Given request
Output each entry verbatim and exclude every picture from it.

-- Start of Material for this task --

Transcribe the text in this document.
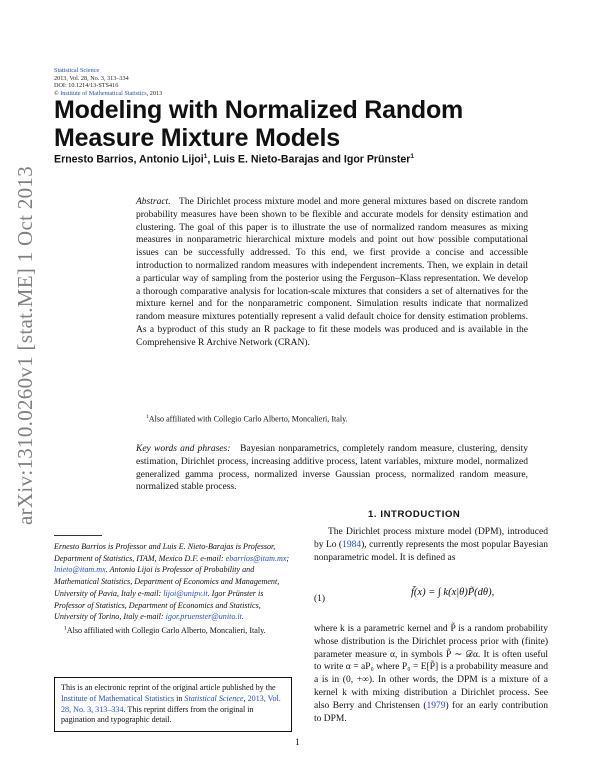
Statistical Science
2013, Vol. 28, No. 3, 313–334
DOI: 10.1214/13-STS416
© Institute of Mathematical Statistics, 2013
Modeling with Normalized Random
Measure Mixture Models
Ernesto Barrios, Antonio Lijoi$^1$, Luis E. Nieto-Barajas and Igor Prünster$^1$
arXiv:1310.0260v1 [stat.ME] 1 Oct 2013	Abstract. The Dirichlet process mixture model and more general mixtures based on discrete random probability measures have been shown to be flexible and accurate models for density estimation and clustering. The goal of this paper is to illustrate the use of normalized random measures as mixing measures in nonparametric hierarchical mixture models and point out how possible computational issues can be successfully addressed. To this end, we first provide a concise and accessible introduction to normalized random measures with independent increments. Then, we explain in detail a particular way of sampling from the posterior using the Ferguson–Klass representation. We develop a thorough comparative analysis for location-scale mixtures that considers a set of alternatives for the mixture kernel and for the nonparametric component. Simulation results indicate that normalized random measure mixtures potentially represent a valid default choice for density estimation problems. As a byproduct of this study an R package to fit these models was produced and is available in the Comprehensive R Archive Network (CRAN).

$^1$Also affiliated with Collegio Carlo Alberto, Moncalieri, Italy.
Key words and phrases: Bayesian nonparametrics, completely random measure, clustering, density estimation, Dirichlet process, increasing additive process, latent variables, mixture model, normalized generalized gamma process, normalized inverse Gaussian process, normalized random measure, normalized stable process.
1. INTRODUCTION

The Dirichlet process mixture model (DPM), introduced by Lo (1984), currently represents the most popular Bayesian nonparametric model. It is defined as

(1)
f̃(x) = ∫ k(x|θ)P̃(dθ),
where k is a parametric kernel and P̃ is a random probability whose distribution is the Dirichlet process prior with (finite) parameter measure α, in symbols P̃ ∼ 𝒟α. It is often useful to write α = aP₀ where P₀ = E[P̃] is a probability measure and a is in (0, +∞). In other words, the DPM is a mixture of a kernel k with mixing distribution a Dirichlet process. See also Berry and Christensen (1979) for an early contribution to DPM.
Ernesto Barrios is Professor and Luis E. Nieto-Barajas is Professor, Department of Statistics, ITAM, Mexico D.F. e-mail: ebarrios@itam.mx; lnieto@itam.mx. Antonio Lijoi is Professor of Probability and Mathematical Statistics, Department of Economics and Management, University of Pavia, Italy e-mail: lijoi@unipv.it. Igor Prünster is Professor of Statistics, Department of Economics and Statistics, University of Torino, Italy e-mail: igor.pruenster@unito.it.
$^1$Also affiliated with Collegio Carlo Alberto, Moncalieri, Italy.
This is an electronic reprint of the original article published by the Institute of Mathematical Statistics in Statistical Science, 2013, Vol. 28, No. 3, 313–334. This reprint differs from the original in pagination and typographic detail.
1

-- End of Material for this task --

Finished task
Transcribe the text in this document.
Statistical Science
2013, Vol. 28, No. 3, 313–334
DOI: 10.1214/13-STS416
© Institute of Mathematical Statistics, 2013
Modeling with Normalized Random
Measure Mixture Models
Ernesto Barrios, Antonio Lijoi$^1$, Luis E. Nieto-Barajas and Igor Prünster$^1$
arXiv:1310.0260v1 [stat.ME] 1 Oct 2013	Abstract. The Dirichlet process mixture model and more general mixtures based on discrete random probability measures have been shown to be flexible and accurate models for density estimation and clustering. The goal of this paper is to illustrate the use of normalized random measures as mixing measures in nonparametric hierarchical mixture models and point out how possible computational issues can be successfully addressed. To this end, we first provide a concise and accessible introduction to normalized random measures with independent increments. Then, we explain in detail a particular way of sampling from the posterior using the Ferguson–Klass representation. We develop a thorough comparative analysis for location-scale mixtures that considers a set of alternatives for the mixture kernel and for the nonparametric component. Simulation results indicate that normalized random measure mixtures potentially represent a valid default choice for density estimation problems. As a byproduct of this study an R package to fit these models was produced and is available in the Comprehensive R Archive Network (CRAN).

$^1$Also affiliated with Collegio Carlo Alberto, Moncalieri, Italy.
Key words and phrases: Bayesian nonparametrics, completely random measure, clustering, density estimation, Dirichlet process, increasing additive process, latent variables, mixture model, normalized generalized gamma process, normalized inverse Gaussian process, normalized random measure, normalized stable process.
1. INTRODUCTION

The Dirichlet process mixture model (DPM), introduced by Lo (1984), currently represents the most popular Bayesian nonparametric model. It is defined as

(1)
f̃(x) = ∫ k(x|θ)P̃(dθ),
where k is a parametric kernel and P̃ is a random probability whose distribution is the Dirichlet process prior with (finite) parameter measure α, in symbols P̃ ∼ 𝒟α. It is often useful to write α = aP₀ where P₀ = E[P̃] is a probability measure and a is in (0, +∞). In other words, the DPM is a mixture of a kernel k with mixing distribution a Dirichlet process. See also Berry and Christensen (1979) for an early contribution to DPM.
Ernesto Barrios is Professor and Luis E. Nieto-Barajas is Professor, Department of Statistics, ITAM, Mexico D.F. e-mail: ebarrios@itam.mx; lnieto@itam.mx. Antonio Lijoi is Professor of Probability and Mathematical Statistics, Department of Economics and Management, University of Pavia, Italy e-mail: lijoi@unipv.it. Igor Prünster is Professor of Statistics, Department of Economics and Statistics, University of Torino, Italy e-mail: igor.pruenster@unito.it.
$^1$Also affiliated with Collegio Carlo Alberto, Moncalieri, Italy.
This is an electronic reprint of the original article published by the Institute of Mathematical Statistics in Statistical Science, 2013, Vol. 28, No. 3, 313–334. This reprint differs from the original in pagination and typographic detail.
1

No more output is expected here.